- [Exercise]: Gather the lines that hold the string "Lumber".

▬▬▬▬▬▬▬▬▬▬

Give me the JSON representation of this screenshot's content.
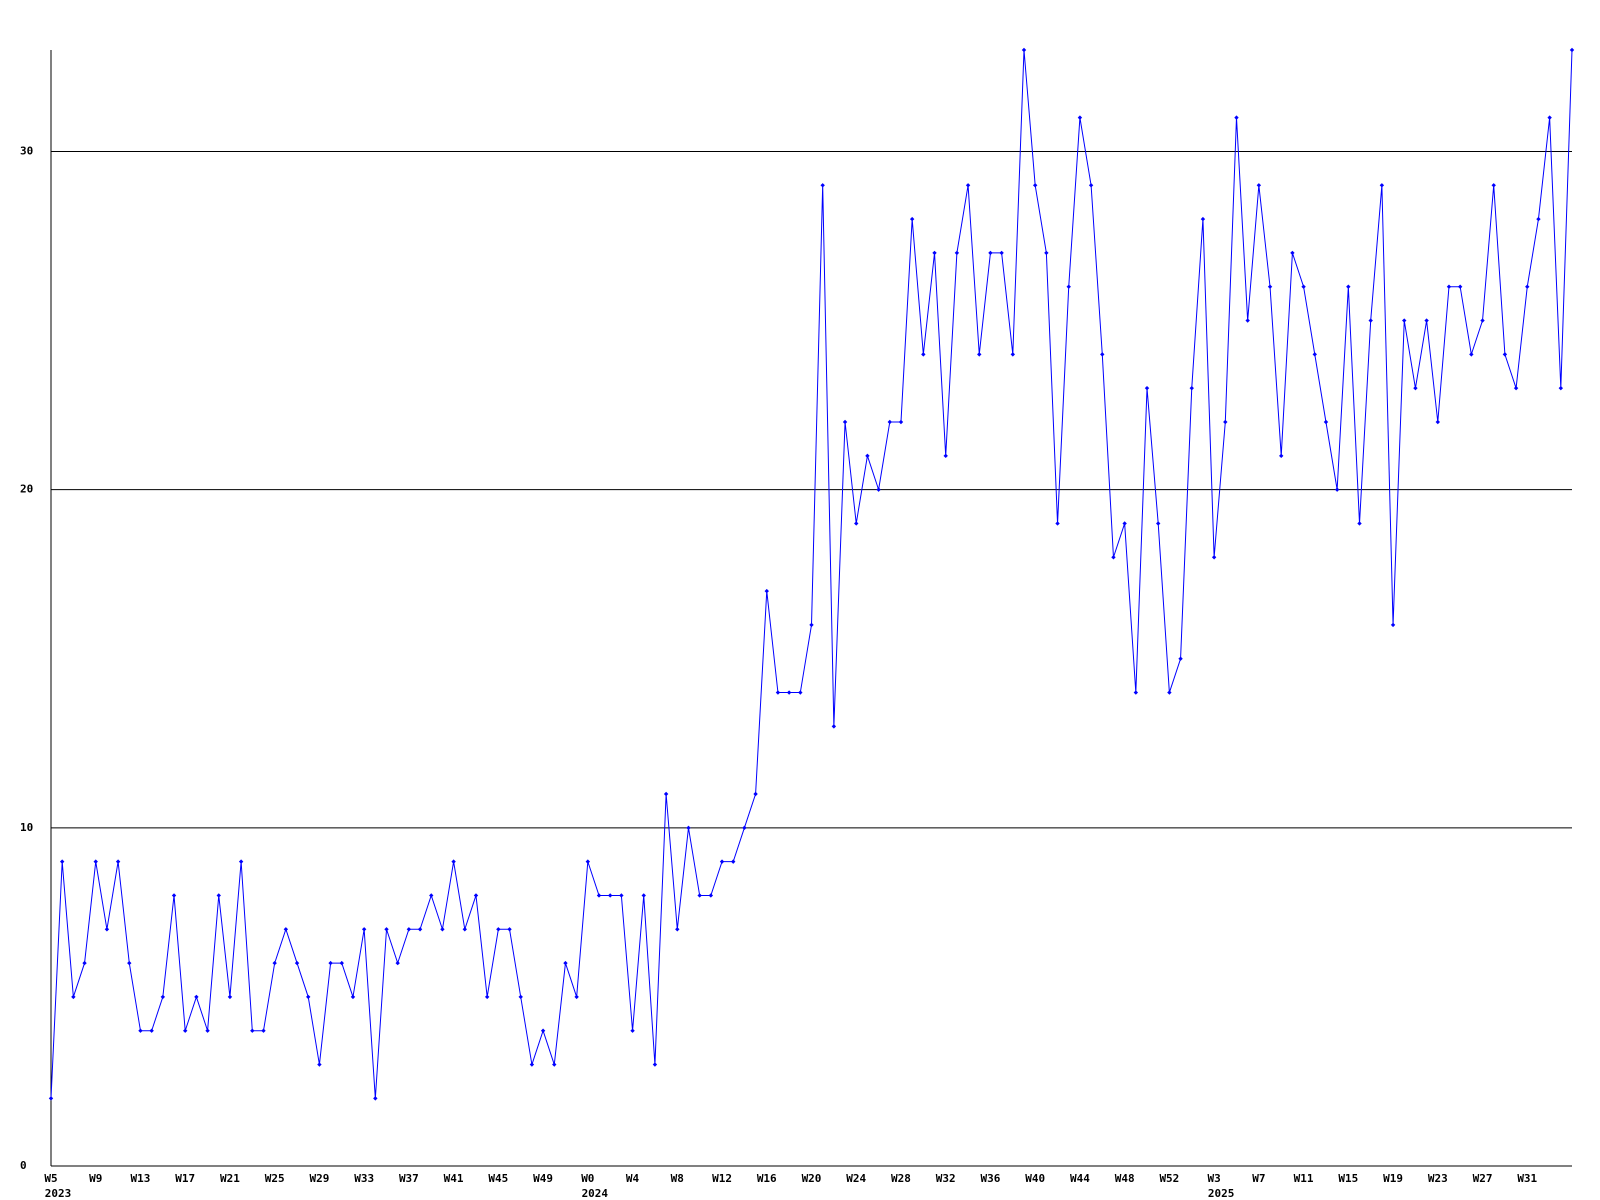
{
  "chart_data": {
    "type": "line",
    "categories": [
      "W5",
      null,
      null,
      null,
      "W9",
      null,
      null,
      null,
      "W13",
      null,
      null,
      null,
      "W17",
      null,
      null,
      null,
      "W21",
      null,
      null,
      null,
      "W25",
      null,
      null,
      null,
      "W29",
      null,
      null,
      null,
      "W33",
      null,
      null,
      null,
      "W37",
      null,
      null,
      null,
      "W41",
      null,
      null,
      null,
      "W45",
      null,
      null,
      null,
      "W49",
      null,
      null,
      null,
      "W0",
      null,
      null,
      null,
      "W4",
      null,
      null,
      null,
      "W8",
      null,
      null,
      null,
      "W12",
      null,
      null,
      null,
      "W16",
      null,
      null,
      null,
      "W20",
      null,
      null,
      null,
      "W24",
      null,
      null,
      null,
      "W28",
      null,
      null,
      null,
      "W32",
      null,
      null,
      null,
      "W36",
      null,
      null,
      null,
      "W40",
      null,
      null,
      null,
      "W44",
      null,
      null,
      null,
      "W48",
      null,
      null,
      null,
      "W52",
      null,
      null,
      null,
      "W3",
      null,
      null,
      null,
      "W7",
      null,
      null,
      null,
      "W11",
      null,
      null,
      null,
      "W15",
      null,
      null,
      null,
      "W19",
      null,
      null,
      null,
      "W23",
      null,
      null,
      null,
      "W27",
      null,
      null,
      null,
      "W31",
      null,
      null,
      null,
      null
    ],
    "category_years": [
      "2023",
      null,
      null,
      null,
      null,
      null,
      null,
      null,
      null,
      null,
      null,
      null,
      null,
      null,
      null,
      null,
      null,
      null,
      null,
      null,
      null,
      null,
      null,
      null,
      null,
      null,
      null,
      null,
      null,
      null,
      null,
      null,
      null,
      null,
      null,
      null,
      null,
      null,
      null,
      null,
      null,
      null,
      null,
      null,
      null,
      null,
      null,
      null,
      "2024",
      null,
      null,
      null,
      null,
      null,
      null,
      null,
      null,
      null,
      null,
      null,
      null,
      null,
      null,
      null,
      null,
      null,
      null,
      null,
      null,
      null,
      null,
      null,
      null,
      null,
      null,
      null,
      null,
      null,
      null,
      null,
      null,
      null,
      null,
      null,
      null,
      null,
      null,
      null,
      null,
      null,
      null,
      null,
      null,
      null,
      null,
      null,
      null,
      null,
      null,
      null,
      null,
      null,
      null,
      null,
      "2025",
      null,
      null,
      null,
      null,
      null,
      null,
      null,
      null,
      null,
      null,
      null,
      null,
      null,
      null,
      null,
      null,
      null,
      null,
      null,
      null,
      null,
      null,
      null,
      null,
      null,
      null,
      null,
      null,
      null,
      null,
      null
    ],
    "series": [
      {
        "color": "#0000ff",
        "values": [
          2,
          9,
          5,
          6,
          9,
          7,
          9,
          6,
          4,
          4,
          5,
          8,
          4,
          5,
          4,
          8,
          5,
          9,
          4,
          4,
          6,
          7,
          6,
          5,
          3,
          6,
          6,
          5,
          7,
          2,
          7,
          6,
          7,
          7,
          8,
          7,
          9,
          7,
          8,
          5,
          7,
          7,
          5,
          3,
          4,
          3,
          6,
          5,
          9,
          8,
          8,
          8,
          4,
          8,
          3,
          11,
          7,
          10,
          8,
          8,
          9,
          9,
          10,
          11,
          17,
          14,
          14,
          14,
          16,
          29,
          13,
          22,
          19,
          21,
          20,
          22,
          22,
          28,
          24,
          27,
          21,
          27,
          29,
          24,
          27,
          27,
          24,
          33,
          29,
          27,
          19,
          26,
          31,
          29,
          24,
          18,
          19,
          14,
          23,
          19,
          14,
          15,
          23,
          28,
          18,
          22,
          31,
          25,
          29,
          26,
          21,
          27,
          26,
          24,
          22,
          20,
          26,
          19,
          25,
          29,
          16,
          25,
          23,
          25,
          22,
          26,
          26,
          24,
          25,
          29,
          24,
          23,
          26,
          28,
          31,
          23,
          33
        ]
      }
    ],
    "ylim": [
      0,
      33
    ],
    "yticks": [
      0,
      10,
      20,
      30
    ],
    "grid": true
  }
}
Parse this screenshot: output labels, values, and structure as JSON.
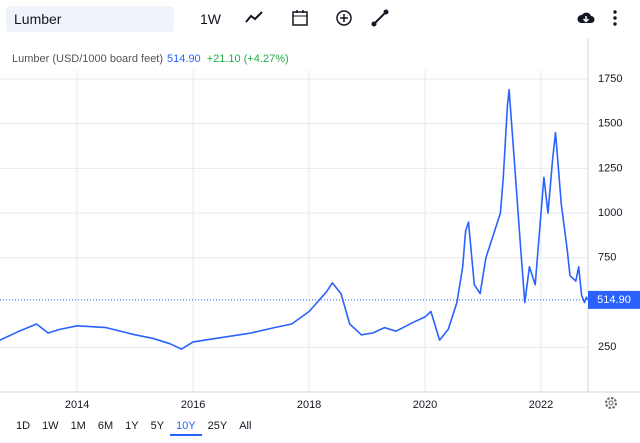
{
  "toolbar": {
    "search": "Lumber",
    "interval": "1W"
  },
  "ranges": {
    "items": [
      "1D",
      "1W",
      "1M",
      "6M",
      "1Y",
      "5Y",
      "10Y",
      "25Y",
      "All"
    ],
    "active": "10Y"
  },
  "chart_data": {
    "type": "line",
    "title": "Lumber (USD/1000 board feet)",
    "change": "+21.10 (+4.27%)",
    "price_line": {
      "value": 514.9,
      "label": "514.90"
    },
    "color": "#2962ff",
    "x": [
      2012.67,
      2013.0,
      2013.3,
      2013.5,
      2013.7,
      2014.0,
      2014.5,
      2015.0,
      2015.3,
      2015.6,
      2015.8,
      2016.0,
      2016.4,
      2016.8,
      2017.0,
      2017.4,
      2017.7,
      2018.0,
      2018.3,
      2018.4,
      2018.55,
      2018.7,
      2018.9,
      2019.1,
      2019.3,
      2019.5,
      2019.8,
      2020.0,
      2020.1,
      2020.25,
      2020.4,
      2020.55,
      2020.65,
      2020.7,
      2020.75,
      2020.85,
      2020.95,
      2021.05,
      2021.2,
      2021.3,
      2021.35,
      2021.42,
      2021.45,
      2021.55,
      2021.65,
      2021.72,
      2021.8,
      2021.9,
      2022.0,
      2022.05,
      2022.12,
      2022.2,
      2022.25,
      2022.35,
      2022.45,
      2022.5,
      2022.6,
      2022.65,
      2022.7,
      2022.75,
      2022.78,
      2022.8
    ],
    "values": [
      290,
      340,
      380,
      330,
      350,
      370,
      360,
      320,
      300,
      270,
      240,
      280,
      300,
      320,
      330,
      360,
      380,
      450,
      560,
      610,
      550,
      380,
      320,
      330,
      360,
      340,
      390,
      420,
      450,
      290,
      350,
      500,
      700,
      900,
      950,
      600,
      550,
      750,
      900,
      1000,
      1200,
      1600,
      1690,
      1250,
      800,
      500,
      700,
      600,
      1000,
      1200,
      1000,
      1300,
      1450,
      1050,
      800,
      650,
      620,
      700,
      540,
      500,
      530,
      515
    ],
    "xlim": [
      2012.67,
      2022.81
    ],
    "xticks": [
      2014,
      2016,
      2018,
      2020,
      2022
    ],
    "ylim": [
      0,
      1800
    ],
    "yticks": [
      250,
      750,
      1000,
      1250,
      1500,
      1750
    ],
    "grid": true
  }
}
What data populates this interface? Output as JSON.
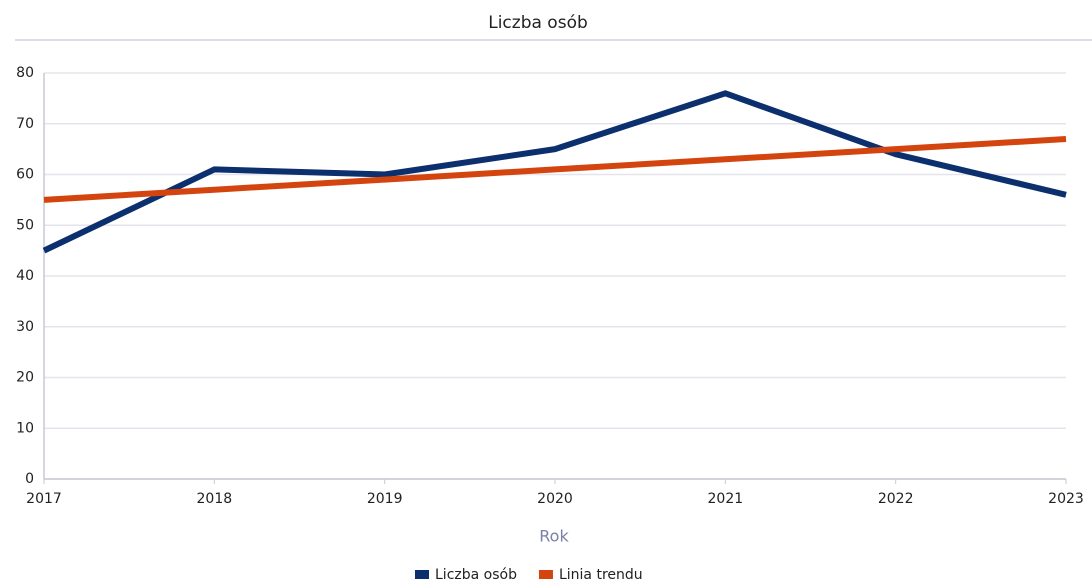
{
  "chart_data": {
    "type": "line",
    "title": "Liczba osób",
    "x_label": "Rok",
    "x": [
      2017,
      2018,
      2019,
      2020,
      2021,
      2022,
      2023
    ],
    "xlim": [
      2017,
      2023
    ],
    "xticks": [
      2017,
      2018,
      2019,
      2020,
      2021,
      2022,
      2023
    ],
    "ylim": [
      0,
      80
    ],
    "yticks": [
      0,
      10,
      20,
      30,
      40,
      50,
      60,
      70,
      80
    ],
    "grid": true,
    "legend": "bottom",
    "series": [
      {
        "name": "Liczba osób",
        "color": "#0c2f6e",
        "values": [
          45,
          61,
          60,
          65,
          76,
          64,
          56
        ]
      },
      {
        "name": "Linia trendu",
        "color": "#d4440f",
        "values": [
          55,
          57,
          59,
          61,
          63,
          65,
          67
        ]
      }
    ]
  }
}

▬▬▬▬▬▬▬▬▬▬

- [Written response]:
    "search": "Lumber",
    "title": "Lumber (USD/1000 board feet)",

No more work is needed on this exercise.